## WHAT NEEDS TO BE DONE
What is asked for is the whole listing, given again word for word.

******************************

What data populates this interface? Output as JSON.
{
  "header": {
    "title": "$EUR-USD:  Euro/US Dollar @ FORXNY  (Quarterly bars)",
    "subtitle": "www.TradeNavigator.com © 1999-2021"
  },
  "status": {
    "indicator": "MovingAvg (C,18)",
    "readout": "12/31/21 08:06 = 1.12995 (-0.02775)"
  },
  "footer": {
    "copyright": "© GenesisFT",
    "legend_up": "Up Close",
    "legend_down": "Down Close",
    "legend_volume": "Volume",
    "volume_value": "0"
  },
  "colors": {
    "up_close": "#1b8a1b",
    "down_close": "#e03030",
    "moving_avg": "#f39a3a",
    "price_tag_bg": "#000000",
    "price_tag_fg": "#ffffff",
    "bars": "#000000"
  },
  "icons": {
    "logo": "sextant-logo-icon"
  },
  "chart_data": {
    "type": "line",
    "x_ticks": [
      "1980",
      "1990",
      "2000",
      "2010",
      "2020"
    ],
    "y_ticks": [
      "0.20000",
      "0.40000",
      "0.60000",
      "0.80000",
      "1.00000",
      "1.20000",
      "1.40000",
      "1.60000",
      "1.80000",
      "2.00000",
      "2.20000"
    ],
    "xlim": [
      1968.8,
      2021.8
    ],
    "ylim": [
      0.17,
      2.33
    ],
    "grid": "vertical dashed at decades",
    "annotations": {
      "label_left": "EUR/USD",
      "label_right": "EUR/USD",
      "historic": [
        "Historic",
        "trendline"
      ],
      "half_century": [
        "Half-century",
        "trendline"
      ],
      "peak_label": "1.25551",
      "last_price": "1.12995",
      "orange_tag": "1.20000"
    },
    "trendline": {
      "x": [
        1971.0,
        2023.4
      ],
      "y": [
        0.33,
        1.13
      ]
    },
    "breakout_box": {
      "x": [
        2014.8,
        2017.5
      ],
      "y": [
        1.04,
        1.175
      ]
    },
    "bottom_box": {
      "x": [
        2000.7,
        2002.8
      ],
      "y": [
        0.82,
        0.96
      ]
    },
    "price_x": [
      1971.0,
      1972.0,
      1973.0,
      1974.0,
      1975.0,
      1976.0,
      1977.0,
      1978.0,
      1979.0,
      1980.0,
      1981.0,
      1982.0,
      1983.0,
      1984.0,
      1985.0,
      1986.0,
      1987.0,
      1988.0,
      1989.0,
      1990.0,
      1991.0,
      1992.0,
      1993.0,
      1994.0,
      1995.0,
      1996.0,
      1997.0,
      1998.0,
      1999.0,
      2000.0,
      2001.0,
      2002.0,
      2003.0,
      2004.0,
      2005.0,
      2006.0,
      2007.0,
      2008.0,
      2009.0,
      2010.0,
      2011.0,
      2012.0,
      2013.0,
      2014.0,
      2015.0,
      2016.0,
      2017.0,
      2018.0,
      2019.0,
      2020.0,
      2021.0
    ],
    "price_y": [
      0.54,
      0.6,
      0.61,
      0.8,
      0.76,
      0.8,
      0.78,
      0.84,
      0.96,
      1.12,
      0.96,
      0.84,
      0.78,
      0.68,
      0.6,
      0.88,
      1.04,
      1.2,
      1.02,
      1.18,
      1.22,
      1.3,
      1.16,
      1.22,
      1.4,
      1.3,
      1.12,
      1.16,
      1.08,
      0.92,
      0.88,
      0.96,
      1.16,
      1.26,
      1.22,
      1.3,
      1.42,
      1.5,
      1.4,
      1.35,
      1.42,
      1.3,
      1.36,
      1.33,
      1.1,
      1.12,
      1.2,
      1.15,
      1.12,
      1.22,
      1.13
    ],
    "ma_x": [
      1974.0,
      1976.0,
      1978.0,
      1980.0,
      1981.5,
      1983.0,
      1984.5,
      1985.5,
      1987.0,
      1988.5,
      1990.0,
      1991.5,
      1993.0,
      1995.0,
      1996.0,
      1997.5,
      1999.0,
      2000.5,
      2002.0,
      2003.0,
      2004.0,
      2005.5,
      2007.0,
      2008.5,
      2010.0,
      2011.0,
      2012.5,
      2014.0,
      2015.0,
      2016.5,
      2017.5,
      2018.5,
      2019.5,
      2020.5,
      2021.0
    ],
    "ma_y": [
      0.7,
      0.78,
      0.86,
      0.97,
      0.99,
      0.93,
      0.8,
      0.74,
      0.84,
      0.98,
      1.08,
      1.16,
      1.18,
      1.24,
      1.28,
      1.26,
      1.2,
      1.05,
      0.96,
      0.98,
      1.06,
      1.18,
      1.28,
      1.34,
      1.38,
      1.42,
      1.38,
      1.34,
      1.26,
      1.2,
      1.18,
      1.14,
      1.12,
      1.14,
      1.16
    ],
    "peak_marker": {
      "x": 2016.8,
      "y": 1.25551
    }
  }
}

******************************

## RESPONSE
What data populates this interface? Output as JSON.
{
  "header": {
    "title": "$EUR-USD:  Euro/US Dollar @ FORXNY  (Quarterly bars)",
    "subtitle": "www.TradeNavigator.com © 1999-2021"
  },
  "status": {
    "indicator": "MovingAvg (C,18)",
    "readout": "12/31/21 08:06 = 1.12995 (-0.02775)"
  },
  "footer": {
    "copyright": "© GenesisFT",
    "legend_up": "Up Close",
    "legend_down": "Down Close",
    "legend_volume": "Volume",
    "volume_value": "0"
  },
  "colors": {
    "up_close": "#1b8a1b",
    "down_close": "#e03030",
    "moving_avg": "#f39a3a",
    "price_tag_bg": "#000000",
    "price_tag_fg": "#ffffff",
    "bars": "#000000"
  },
  "icons": {
    "logo": "sextant-logo-icon"
  },
  "chart_data": {
    "type": "line",
    "x_ticks": [
      "1980",
      "1990",
      "2000",
      "2010",
      "2020"
    ],
    "y_ticks": [
      "0.20000",
      "0.40000",
      "0.60000",
      "0.80000",
      "1.00000",
      "1.20000",
      "1.40000",
      "1.60000",
      "1.80000",
      "2.00000",
      "2.20000"
    ],
    "xlim": [
      1968.8,
      2021.8
    ],
    "ylim": [
      0.17,
      2.33
    ],
    "grid": "vertical dashed at decades",
    "annotations": {
      "label_left": "EUR/USD",
      "label_right": "EUR/USD",
      "historic": [
        "Historic",
        "trendline"
      ],
      "half_century": [
        "Half-century",
        "trendline"
      ],
      "peak_label": "1.25551",
      "last_price": "1.12995",
      "orange_tag": "1.20000"
    },
    "trendline": {
      "x": [
        1971.0,
        2023.4
      ],
      "y": [
        0.33,
        1.13
      ]
    },
    "breakout_box": {
      "x": [
        2014.8,
        2017.5
      ],
      "y": [
        1.04,
        1.175
      ]
    },
    "bottom_box": {
      "x": [
        2000.7,
        2002.8
      ],
      "y": [
        0.82,
        0.96
      ]
    },
    "price_x": [
      1971.0,
      1972.0,
      1973.0,
      1974.0,
      1975.0,
      1976.0,
      1977.0,
      1978.0,
      1979.0,
      1980.0,
      1981.0,
      1982.0,
      1983.0,
      1984.0,
      1985.0,
      1986.0,
      1987.0,
      1988.0,
      1989.0,
      1990.0,
      1991.0,
      1992.0,
      1993.0,
      1994.0,
      1995.0,
      1996.0,
      1997.0,
      1998.0,
      1999.0,
      2000.0,
      2001.0,
      2002.0,
      2003.0,
      2004.0,
      2005.0,
      2006.0,
      2007.0,
      2008.0,
      2009.0,
      2010.0,
      2011.0,
      2012.0,
      2013.0,
      2014.0,
      2015.0,
      2016.0,
      2017.0,
      2018.0,
      2019.0,
      2020.0,
      2021.0
    ],
    "price_y": [
      0.54,
      0.6,
      0.61,
      0.8,
      0.76,
      0.8,
      0.78,
      0.84,
      0.96,
      1.12,
      0.96,
      0.84,
      0.78,
      0.68,
      0.6,
      0.88,
      1.04,
      1.2,
      1.02,
      1.18,
      1.22,
      1.3,
      1.16,
      1.22,
      1.4,
      1.3,
      1.12,
      1.16,
      1.08,
      0.92,
      0.88,
      0.96,
      1.16,
      1.26,
      1.22,
      1.3,
      1.42,
      1.5,
      1.4,
      1.35,
      1.42,
      1.3,
      1.36,
      1.33,
      1.1,
      1.12,
      1.2,
      1.15,
      1.12,
      1.22,
      1.13
    ],
    "ma_x": [
      1974.0,
      1976.0,
      1978.0,
      1980.0,
      1981.5,
      1983.0,
      1984.5,
      1985.5,
      1987.0,
      1988.5,
      1990.0,
      1991.5,
      1993.0,
      1995.0,
      1996.0,
      1997.5,
      1999.0,
      2000.5,
      2002.0,
      2003.0,
      2004.0,
      2005.5,
      2007.0,
      2008.5,
      2010.0,
      2011.0,
      2012.5,
      2014.0,
      2015.0,
      2016.5,
      2017.5,
      2018.5,
      2019.5,
      2020.5,
      2021.0
    ],
    "ma_y": [
      0.7,
      0.78,
      0.86,
      0.97,
      0.99,
      0.93,
      0.8,
      0.74,
      0.84,
      0.98,
      1.08,
      1.16,
      1.18,
      1.24,
      1.28,
      1.26,
      1.2,
      1.05,
      0.96,
      0.98,
      1.06,
      1.18,
      1.28,
      1.34,
      1.38,
      1.42,
      1.38,
      1.34,
      1.26,
      1.2,
      1.18,
      1.14,
      1.12,
      1.14,
      1.16
    ],
    "peak_marker": {
      "x": 2016.8,
      "y": 1.25551
    }
  }
}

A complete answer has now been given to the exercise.